*DIRECTION*. Retype each line exactly. Skip images.

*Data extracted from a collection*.
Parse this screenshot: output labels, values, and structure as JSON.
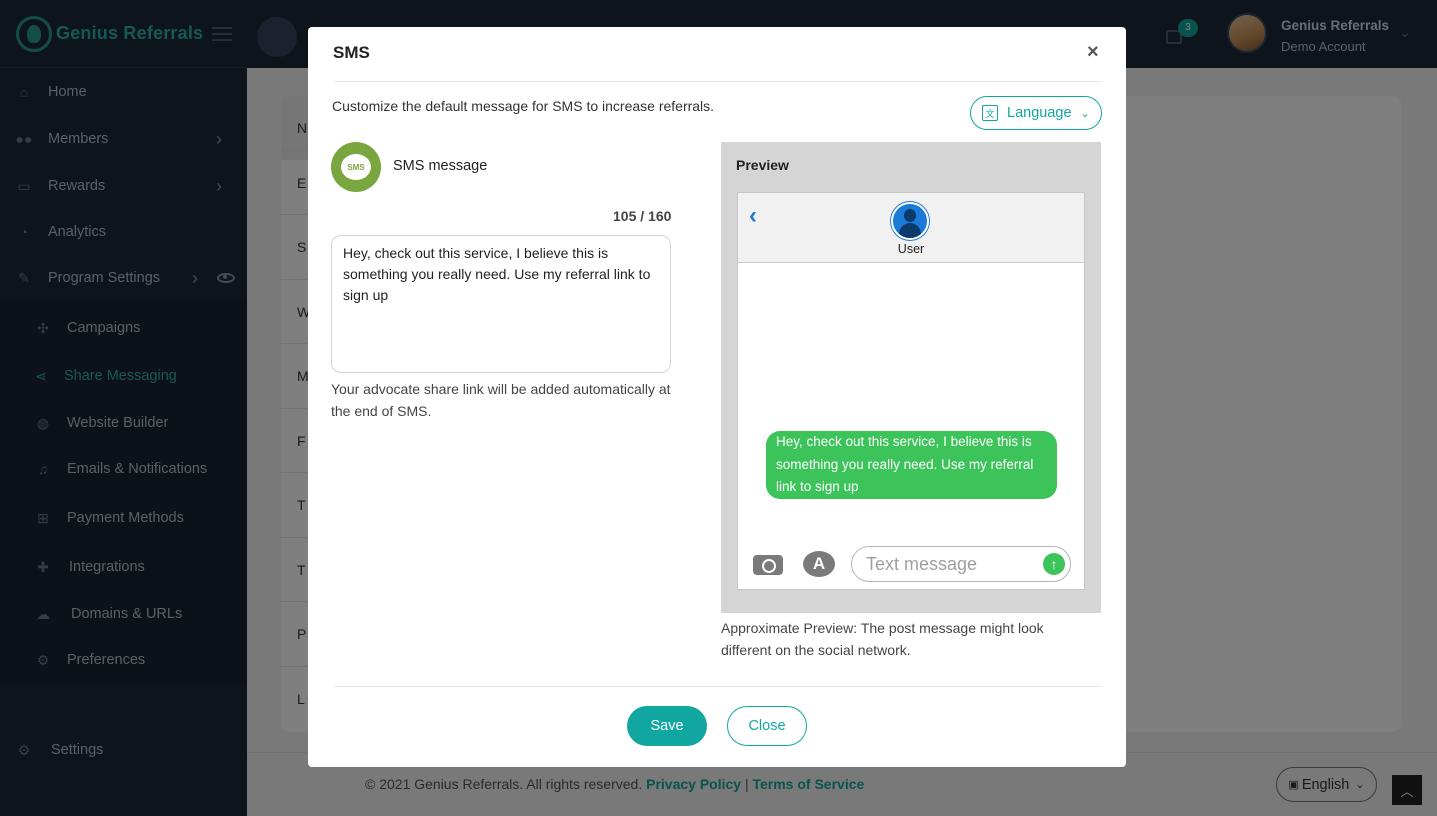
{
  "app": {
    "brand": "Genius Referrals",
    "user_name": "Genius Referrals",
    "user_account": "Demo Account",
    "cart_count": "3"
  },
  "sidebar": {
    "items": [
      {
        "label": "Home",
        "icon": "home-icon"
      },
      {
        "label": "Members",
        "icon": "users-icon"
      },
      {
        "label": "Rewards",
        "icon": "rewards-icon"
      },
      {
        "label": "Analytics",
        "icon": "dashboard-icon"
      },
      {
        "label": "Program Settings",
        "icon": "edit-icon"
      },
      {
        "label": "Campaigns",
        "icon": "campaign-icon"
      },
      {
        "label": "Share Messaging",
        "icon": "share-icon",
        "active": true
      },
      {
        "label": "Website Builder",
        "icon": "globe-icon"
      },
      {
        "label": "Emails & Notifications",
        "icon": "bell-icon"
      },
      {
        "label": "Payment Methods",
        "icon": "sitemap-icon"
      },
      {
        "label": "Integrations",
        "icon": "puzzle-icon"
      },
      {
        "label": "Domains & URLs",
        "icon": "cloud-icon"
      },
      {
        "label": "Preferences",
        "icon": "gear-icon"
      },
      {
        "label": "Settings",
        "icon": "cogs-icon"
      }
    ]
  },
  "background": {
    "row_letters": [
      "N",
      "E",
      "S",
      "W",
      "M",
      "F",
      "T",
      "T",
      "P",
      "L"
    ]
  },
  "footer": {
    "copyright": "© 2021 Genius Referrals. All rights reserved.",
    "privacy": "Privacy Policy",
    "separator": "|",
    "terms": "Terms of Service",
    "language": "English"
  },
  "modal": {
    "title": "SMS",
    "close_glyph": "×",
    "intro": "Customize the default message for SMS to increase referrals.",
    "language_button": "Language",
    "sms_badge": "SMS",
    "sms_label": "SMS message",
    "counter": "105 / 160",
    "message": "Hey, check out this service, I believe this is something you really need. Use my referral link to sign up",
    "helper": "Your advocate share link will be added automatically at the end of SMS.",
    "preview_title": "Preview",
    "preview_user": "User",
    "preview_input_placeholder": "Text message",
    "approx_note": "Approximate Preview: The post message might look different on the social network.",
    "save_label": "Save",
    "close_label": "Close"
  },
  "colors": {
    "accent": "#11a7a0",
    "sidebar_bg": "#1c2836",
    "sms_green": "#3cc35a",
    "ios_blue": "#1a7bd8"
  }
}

*FULL ANSWER*.
Parse this screenshot: output labels, values, and structure as JSON.
{
  "app": {
    "brand": "Genius Referrals",
    "user_name": "Genius Referrals",
    "user_account": "Demo Account",
    "cart_count": "3"
  },
  "sidebar": {
    "items": [
      {
        "label": "Home",
        "icon": "home-icon"
      },
      {
        "label": "Members",
        "icon": "users-icon"
      },
      {
        "label": "Rewards",
        "icon": "rewards-icon"
      },
      {
        "label": "Analytics",
        "icon": "dashboard-icon"
      },
      {
        "label": "Program Settings",
        "icon": "edit-icon"
      },
      {
        "label": "Campaigns",
        "icon": "campaign-icon"
      },
      {
        "label": "Share Messaging",
        "icon": "share-icon",
        "active": true
      },
      {
        "label": "Website Builder",
        "icon": "globe-icon"
      },
      {
        "label": "Emails & Notifications",
        "icon": "bell-icon"
      },
      {
        "label": "Payment Methods",
        "icon": "sitemap-icon"
      },
      {
        "label": "Integrations",
        "icon": "puzzle-icon"
      },
      {
        "label": "Domains & URLs",
        "icon": "cloud-icon"
      },
      {
        "label": "Preferences",
        "icon": "gear-icon"
      },
      {
        "label": "Settings",
        "icon": "cogs-icon"
      }
    ]
  },
  "background": {
    "row_letters": [
      "N",
      "E",
      "S",
      "W",
      "M",
      "F",
      "T",
      "T",
      "P",
      "L"
    ]
  },
  "footer": {
    "copyright": "© 2021 Genius Referrals. All rights reserved.",
    "privacy": "Privacy Policy",
    "separator": "|",
    "terms": "Terms of Service",
    "language": "English"
  },
  "modal": {
    "title": "SMS",
    "close_glyph": "×",
    "intro": "Customize the default message for SMS to increase referrals.",
    "language_button": "Language",
    "sms_badge": "SMS",
    "sms_label": "SMS message",
    "counter": "105 / 160",
    "message": "Hey, check out this service, I believe this is something you really need. Use my referral link to sign up",
    "helper": "Your advocate share link will be added automatically at the end of SMS.",
    "preview_title": "Preview",
    "preview_user": "User",
    "preview_input_placeholder": "Text message",
    "approx_note": "Approximate Preview: The post message might look different on the social network.",
    "save_label": "Save",
    "close_label": "Close"
  },
  "colors": {
    "accent": "#11a7a0",
    "sidebar_bg": "#1c2836",
    "sms_green": "#3cc35a",
    "ios_blue": "#1a7bd8"
  }
}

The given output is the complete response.